Short problem - Return the lines unchanged, beginning with the line that contains "annotation: 2 [94,244,100,251]" and continuing through the line that contains "text: GENER [538,638,570,644]".

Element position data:
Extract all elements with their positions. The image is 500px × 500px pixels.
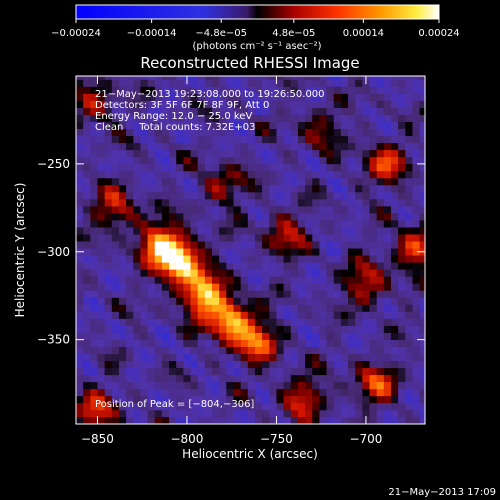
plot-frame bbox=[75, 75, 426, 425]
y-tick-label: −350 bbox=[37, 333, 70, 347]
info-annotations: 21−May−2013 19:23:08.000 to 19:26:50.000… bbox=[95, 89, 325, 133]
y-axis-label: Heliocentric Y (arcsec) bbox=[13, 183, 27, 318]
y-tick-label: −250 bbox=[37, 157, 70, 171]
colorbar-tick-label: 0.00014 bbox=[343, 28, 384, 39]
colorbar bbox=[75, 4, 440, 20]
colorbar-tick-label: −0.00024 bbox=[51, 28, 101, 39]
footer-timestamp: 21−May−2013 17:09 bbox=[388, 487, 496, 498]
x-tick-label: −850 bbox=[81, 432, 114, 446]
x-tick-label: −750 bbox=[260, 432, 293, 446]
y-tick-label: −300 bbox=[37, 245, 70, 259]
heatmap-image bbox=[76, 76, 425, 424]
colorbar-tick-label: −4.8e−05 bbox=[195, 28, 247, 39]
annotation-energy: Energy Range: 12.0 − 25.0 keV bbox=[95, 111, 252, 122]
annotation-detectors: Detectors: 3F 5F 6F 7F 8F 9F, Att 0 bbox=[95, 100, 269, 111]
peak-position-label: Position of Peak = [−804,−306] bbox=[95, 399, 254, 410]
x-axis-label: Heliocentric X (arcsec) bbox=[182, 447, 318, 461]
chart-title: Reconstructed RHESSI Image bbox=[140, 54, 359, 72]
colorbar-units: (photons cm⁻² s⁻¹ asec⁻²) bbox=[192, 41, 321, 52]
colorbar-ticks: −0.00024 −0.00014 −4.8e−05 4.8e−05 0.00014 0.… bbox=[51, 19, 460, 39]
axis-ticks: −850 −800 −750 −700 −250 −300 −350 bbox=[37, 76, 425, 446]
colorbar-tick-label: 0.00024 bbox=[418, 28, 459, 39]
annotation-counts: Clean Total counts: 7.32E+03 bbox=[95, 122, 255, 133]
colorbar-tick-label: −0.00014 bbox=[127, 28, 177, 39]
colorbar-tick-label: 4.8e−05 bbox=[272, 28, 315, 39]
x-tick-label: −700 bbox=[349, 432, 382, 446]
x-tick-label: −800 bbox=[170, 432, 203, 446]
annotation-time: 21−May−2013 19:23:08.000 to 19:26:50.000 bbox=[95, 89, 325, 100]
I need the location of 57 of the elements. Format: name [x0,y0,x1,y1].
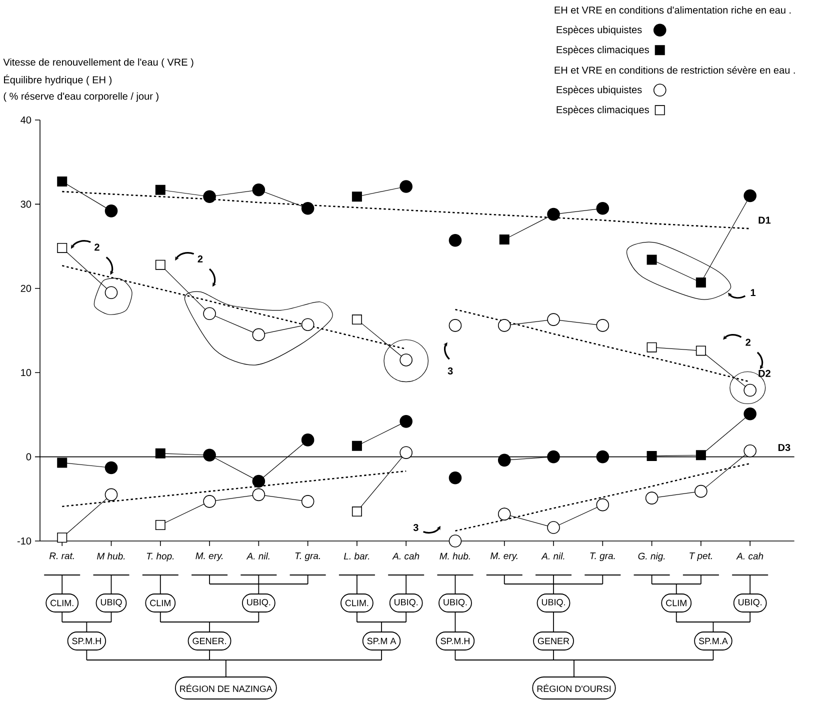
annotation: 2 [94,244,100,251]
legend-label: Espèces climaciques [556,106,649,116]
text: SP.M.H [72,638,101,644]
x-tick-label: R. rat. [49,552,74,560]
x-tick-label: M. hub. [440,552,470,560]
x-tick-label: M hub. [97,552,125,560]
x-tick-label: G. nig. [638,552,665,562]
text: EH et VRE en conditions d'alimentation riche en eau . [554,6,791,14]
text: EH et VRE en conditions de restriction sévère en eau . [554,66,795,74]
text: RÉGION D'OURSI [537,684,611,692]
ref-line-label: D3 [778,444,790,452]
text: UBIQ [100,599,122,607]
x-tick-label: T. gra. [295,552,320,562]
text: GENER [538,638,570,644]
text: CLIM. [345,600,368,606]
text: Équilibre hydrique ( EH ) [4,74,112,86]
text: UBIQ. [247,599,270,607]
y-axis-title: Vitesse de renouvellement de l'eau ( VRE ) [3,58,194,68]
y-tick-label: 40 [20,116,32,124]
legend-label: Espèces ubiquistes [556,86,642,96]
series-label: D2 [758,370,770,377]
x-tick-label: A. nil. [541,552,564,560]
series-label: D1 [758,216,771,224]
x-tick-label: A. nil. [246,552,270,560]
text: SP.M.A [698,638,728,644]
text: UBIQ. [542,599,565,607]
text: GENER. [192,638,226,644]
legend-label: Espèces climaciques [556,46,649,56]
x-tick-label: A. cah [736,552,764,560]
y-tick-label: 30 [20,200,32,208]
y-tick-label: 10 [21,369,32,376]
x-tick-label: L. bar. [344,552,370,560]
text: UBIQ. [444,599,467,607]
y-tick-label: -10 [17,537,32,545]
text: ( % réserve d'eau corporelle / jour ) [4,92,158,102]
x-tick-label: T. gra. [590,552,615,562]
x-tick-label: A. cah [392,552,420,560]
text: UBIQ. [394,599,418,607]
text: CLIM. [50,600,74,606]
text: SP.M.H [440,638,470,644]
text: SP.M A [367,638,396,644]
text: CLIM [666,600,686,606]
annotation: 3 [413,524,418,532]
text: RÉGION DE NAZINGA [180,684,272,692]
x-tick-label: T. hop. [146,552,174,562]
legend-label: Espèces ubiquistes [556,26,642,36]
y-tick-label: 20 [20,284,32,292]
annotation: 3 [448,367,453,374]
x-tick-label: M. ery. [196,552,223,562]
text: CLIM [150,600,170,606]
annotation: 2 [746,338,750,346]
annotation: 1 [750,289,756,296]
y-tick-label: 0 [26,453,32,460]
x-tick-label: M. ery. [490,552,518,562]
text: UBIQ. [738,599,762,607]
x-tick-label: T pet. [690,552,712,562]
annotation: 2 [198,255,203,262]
==
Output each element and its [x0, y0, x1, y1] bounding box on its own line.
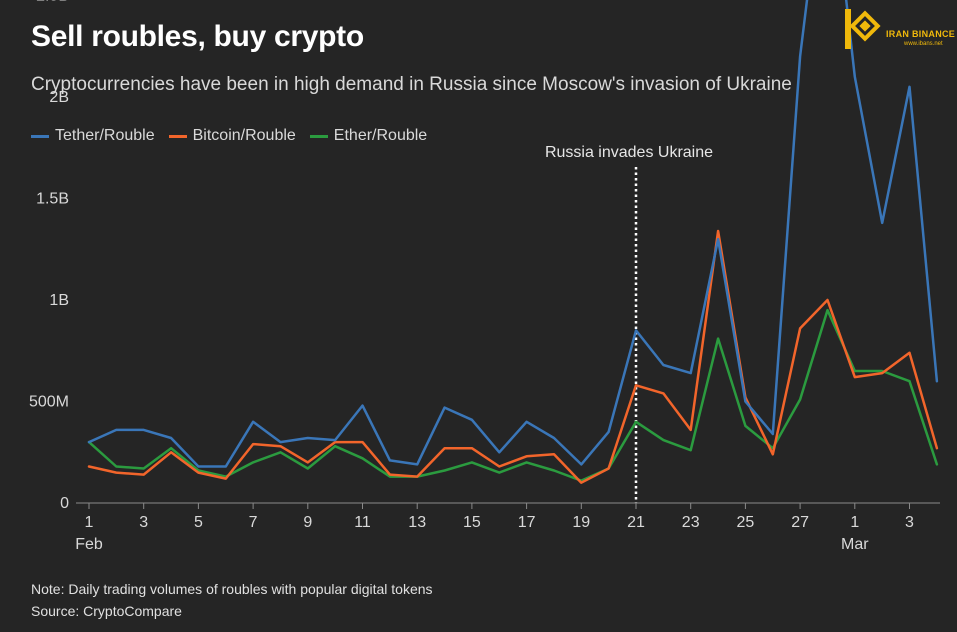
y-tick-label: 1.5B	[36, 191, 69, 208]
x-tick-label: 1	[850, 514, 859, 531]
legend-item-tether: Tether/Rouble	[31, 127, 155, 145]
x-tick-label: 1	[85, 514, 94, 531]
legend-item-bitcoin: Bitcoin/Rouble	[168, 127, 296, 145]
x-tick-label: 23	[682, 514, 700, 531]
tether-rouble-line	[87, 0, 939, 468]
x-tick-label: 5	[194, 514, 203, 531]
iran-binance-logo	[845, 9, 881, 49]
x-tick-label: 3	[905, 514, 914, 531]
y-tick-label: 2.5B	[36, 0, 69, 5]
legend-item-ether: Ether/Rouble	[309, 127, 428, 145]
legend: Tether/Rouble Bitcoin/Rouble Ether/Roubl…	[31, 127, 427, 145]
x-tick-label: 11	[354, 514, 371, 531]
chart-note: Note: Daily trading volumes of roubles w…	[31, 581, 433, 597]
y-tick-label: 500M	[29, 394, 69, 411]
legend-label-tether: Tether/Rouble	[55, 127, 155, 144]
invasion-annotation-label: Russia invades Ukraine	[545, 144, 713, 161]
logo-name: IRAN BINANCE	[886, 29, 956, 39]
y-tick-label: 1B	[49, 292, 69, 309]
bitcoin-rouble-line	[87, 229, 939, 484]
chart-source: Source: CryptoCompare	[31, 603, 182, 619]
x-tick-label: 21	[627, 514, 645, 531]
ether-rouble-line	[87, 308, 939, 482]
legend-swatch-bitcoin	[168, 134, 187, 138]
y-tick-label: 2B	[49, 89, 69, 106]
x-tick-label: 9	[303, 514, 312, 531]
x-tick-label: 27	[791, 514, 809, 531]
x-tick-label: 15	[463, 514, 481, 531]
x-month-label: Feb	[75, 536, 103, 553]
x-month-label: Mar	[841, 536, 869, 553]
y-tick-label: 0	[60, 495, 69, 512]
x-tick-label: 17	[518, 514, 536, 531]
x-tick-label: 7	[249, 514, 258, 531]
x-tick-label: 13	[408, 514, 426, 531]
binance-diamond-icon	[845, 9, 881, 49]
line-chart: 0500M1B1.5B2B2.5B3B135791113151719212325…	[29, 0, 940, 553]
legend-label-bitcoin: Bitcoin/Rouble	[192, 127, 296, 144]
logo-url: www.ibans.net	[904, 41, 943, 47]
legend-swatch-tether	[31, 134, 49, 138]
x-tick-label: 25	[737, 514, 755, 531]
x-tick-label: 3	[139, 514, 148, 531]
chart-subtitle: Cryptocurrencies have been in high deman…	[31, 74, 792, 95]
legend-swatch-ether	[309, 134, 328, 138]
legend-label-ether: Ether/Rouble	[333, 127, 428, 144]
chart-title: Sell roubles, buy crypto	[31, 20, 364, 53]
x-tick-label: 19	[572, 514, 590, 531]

Solution to this task -
annotation: 2 [94,244,100,251]
legend-label: Espèces climaciques [556,106,649,116]
text: SP.M.H [72,638,101,644]
x-tick-label: R. rat. [49,552,74,560]
x-tick-label: M. hub. [440,552,470,560]
x-tick-label: M hub. [97,552,125,560]
x-tick-label: G. nig. [638,552,665,562]
text: EH et VRE en conditions d'alimentation riche en eau . [554,6,791,14]
text: EH et VRE en conditions de restriction sévère en eau . [554,66,795,74]
text: RÉGION D'OURSI [537,684,611,692]
ref-line-label: D3 [778,444,790,452]
text: UBIQ [100,599,122,607]
x-tick-label: T. gra. [295,552,320,562]
text: GENER [538,638,570,644]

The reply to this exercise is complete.